─── Data for this exercise ───

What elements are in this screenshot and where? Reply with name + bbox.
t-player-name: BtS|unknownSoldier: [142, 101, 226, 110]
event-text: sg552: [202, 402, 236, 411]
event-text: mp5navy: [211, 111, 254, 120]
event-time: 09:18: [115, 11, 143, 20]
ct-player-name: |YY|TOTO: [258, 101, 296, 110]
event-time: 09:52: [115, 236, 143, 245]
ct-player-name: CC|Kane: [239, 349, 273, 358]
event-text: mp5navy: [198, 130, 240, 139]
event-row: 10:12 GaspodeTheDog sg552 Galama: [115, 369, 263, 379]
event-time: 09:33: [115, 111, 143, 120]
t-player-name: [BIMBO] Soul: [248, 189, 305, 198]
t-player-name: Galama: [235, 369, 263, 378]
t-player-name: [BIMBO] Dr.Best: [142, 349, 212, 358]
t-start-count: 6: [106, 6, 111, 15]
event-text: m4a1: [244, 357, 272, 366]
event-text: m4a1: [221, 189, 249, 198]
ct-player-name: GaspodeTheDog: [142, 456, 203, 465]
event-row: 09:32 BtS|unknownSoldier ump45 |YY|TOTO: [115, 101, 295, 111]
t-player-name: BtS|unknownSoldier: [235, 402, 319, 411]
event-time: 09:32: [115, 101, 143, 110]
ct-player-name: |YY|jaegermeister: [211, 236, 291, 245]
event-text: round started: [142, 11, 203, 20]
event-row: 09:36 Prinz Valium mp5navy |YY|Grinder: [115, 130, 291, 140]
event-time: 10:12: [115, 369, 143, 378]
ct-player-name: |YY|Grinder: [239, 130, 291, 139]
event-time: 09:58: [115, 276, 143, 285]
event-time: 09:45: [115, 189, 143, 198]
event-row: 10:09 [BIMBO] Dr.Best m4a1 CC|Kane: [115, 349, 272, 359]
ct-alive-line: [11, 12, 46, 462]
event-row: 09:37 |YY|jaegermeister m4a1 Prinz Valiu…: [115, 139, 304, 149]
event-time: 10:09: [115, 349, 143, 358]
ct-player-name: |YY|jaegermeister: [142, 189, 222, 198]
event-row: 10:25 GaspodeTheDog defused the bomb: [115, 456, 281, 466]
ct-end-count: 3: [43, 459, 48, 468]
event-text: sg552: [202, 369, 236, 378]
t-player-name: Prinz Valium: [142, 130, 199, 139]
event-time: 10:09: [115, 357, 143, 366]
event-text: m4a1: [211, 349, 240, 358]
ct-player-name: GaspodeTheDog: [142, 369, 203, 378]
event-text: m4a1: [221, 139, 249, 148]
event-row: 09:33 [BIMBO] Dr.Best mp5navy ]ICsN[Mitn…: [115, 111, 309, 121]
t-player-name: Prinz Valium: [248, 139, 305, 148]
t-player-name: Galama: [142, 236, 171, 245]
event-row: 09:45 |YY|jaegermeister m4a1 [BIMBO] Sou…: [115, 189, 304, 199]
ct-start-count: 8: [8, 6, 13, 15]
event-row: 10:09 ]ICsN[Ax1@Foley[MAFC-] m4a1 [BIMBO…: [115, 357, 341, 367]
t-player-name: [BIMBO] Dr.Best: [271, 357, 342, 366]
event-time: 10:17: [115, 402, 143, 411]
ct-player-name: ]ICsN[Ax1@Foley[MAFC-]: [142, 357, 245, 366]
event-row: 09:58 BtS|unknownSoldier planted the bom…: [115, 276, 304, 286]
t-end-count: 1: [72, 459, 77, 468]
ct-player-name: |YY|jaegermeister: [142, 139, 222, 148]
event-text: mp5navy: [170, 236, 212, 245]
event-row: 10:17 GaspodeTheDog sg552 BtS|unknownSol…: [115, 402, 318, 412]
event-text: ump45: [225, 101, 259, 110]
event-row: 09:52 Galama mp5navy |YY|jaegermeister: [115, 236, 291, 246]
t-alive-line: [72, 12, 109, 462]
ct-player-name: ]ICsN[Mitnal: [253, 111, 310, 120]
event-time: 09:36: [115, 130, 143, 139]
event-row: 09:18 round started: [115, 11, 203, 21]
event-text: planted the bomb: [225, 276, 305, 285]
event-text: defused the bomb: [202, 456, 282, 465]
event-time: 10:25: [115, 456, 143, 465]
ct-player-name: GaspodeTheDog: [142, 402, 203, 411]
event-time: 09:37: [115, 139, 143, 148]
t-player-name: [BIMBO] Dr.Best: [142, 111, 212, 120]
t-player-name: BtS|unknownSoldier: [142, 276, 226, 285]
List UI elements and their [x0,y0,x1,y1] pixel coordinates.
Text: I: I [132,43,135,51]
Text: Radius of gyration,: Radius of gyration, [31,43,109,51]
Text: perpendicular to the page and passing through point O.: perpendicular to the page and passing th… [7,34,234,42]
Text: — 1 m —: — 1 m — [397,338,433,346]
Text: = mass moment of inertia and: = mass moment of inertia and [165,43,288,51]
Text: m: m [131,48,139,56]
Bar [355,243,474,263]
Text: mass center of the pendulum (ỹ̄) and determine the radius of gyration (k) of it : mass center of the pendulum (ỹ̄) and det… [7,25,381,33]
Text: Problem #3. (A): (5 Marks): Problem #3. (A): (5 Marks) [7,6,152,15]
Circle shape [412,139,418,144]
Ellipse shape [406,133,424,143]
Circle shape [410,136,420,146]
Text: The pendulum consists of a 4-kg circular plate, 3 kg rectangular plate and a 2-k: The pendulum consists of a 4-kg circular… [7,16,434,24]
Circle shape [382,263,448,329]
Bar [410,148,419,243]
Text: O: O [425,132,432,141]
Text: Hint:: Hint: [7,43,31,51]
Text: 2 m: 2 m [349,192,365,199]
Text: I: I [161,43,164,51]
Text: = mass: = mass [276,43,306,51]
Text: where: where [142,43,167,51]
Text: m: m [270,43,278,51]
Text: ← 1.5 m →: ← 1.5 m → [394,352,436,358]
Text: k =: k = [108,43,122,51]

───

### What needs to be done
Select every line in the items above that contains the string "bomb" and copy those lines.

### Expected answer
event-row: 10:25 GaspodeTheDog defused the bomb: [115, 456, 281, 466]
event-text: planted the bomb: [225, 276, 305, 285]
event-text: defused the bomb: [202, 456, 282, 465]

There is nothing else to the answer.